*Dataset excerpts:*
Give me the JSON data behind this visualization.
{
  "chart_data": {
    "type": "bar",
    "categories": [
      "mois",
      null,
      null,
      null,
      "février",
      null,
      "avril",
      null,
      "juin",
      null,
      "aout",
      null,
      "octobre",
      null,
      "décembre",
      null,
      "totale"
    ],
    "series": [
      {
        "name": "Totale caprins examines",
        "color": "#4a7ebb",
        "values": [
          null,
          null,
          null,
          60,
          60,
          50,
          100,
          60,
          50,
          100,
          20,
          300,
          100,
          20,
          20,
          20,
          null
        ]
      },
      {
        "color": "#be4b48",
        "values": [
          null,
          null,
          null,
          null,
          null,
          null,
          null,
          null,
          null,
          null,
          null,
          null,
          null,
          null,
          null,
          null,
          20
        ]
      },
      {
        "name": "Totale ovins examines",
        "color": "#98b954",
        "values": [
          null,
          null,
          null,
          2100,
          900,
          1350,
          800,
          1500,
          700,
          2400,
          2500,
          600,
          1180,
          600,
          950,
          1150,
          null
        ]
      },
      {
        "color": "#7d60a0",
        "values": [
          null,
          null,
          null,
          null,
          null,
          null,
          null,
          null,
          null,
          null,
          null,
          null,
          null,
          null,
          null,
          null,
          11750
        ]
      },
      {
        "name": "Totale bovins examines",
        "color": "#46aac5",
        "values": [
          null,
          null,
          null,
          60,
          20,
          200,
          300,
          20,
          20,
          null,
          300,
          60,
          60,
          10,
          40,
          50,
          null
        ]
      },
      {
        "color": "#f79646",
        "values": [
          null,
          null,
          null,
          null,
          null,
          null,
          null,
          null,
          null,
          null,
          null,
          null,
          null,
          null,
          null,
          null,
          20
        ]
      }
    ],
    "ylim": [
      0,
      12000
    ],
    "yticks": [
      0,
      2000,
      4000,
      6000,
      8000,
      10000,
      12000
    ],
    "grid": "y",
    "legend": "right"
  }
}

*What to work on:*
Display every line of the listing that contains the string "examines".

*Written reply:*
        "name": "Totale caprins examines",
        "name": "Totale ovins examines",
        "name": "Totale bovins examines",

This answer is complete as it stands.